== Set exercise ==
Render the data as a Markdown table with columns "Row" and "Line", covering everything from the first line down to the line containing "legend: 1st Mem.", both ends included. Leave out blank lines.

(Collected data)

__________________________________________________

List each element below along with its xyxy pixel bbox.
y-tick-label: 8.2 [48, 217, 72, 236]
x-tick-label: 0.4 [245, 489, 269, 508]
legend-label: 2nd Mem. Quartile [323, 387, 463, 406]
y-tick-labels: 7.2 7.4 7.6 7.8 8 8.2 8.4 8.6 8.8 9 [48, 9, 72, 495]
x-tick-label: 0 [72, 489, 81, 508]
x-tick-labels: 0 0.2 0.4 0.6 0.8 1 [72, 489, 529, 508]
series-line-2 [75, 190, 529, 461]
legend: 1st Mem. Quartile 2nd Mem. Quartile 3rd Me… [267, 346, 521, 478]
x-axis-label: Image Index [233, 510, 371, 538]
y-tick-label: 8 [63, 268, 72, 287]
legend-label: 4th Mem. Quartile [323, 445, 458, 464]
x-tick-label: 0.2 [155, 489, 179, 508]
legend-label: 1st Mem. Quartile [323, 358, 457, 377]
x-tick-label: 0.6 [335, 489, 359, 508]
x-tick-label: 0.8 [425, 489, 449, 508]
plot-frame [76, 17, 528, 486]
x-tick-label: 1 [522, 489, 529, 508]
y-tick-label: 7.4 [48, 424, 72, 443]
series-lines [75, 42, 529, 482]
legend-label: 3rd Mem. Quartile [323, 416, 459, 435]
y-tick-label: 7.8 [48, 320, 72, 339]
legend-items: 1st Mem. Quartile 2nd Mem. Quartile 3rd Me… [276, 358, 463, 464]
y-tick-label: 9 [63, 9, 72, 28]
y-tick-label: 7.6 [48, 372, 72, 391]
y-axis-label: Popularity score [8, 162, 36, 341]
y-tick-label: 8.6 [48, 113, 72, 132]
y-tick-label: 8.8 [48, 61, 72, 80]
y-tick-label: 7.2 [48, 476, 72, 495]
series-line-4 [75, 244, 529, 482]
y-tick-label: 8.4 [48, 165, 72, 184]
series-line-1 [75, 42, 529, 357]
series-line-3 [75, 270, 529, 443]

__________________________________________________

== Response ==
| Row | Line |
|---|---|
| 1 | List each element below along with its xyxy pixel bbox. |
| 2 | y-tick-label: 8.2 [48, 217, 72, 236] |
| 3 | x-tick-label: 0.4 [245, 489, 269, 508] |
| 4 | legend-label: 2nd Mem. Quartile [323, 387, 463, 406] |
| 5 | y-tick-labels: 7.2 7.4 7.6 7.8 8 8.2 8.4 8.6 8.8 9 [48, 9, 72, 495] |
| 6 | x-tick-label: 0 [72, 489, 81, 508] |
| 7 | x-tick-labels: 0 0.2 0.4 0.6 0.8 1 [72, 489, 529, 508] |
| 8 | series-line-2 [75, 190, 529, 461] |
| 9 | legend: 1st Mem. Quartile 2nd Mem. Quartile 3rd Me… [267, 346, 521, 478] |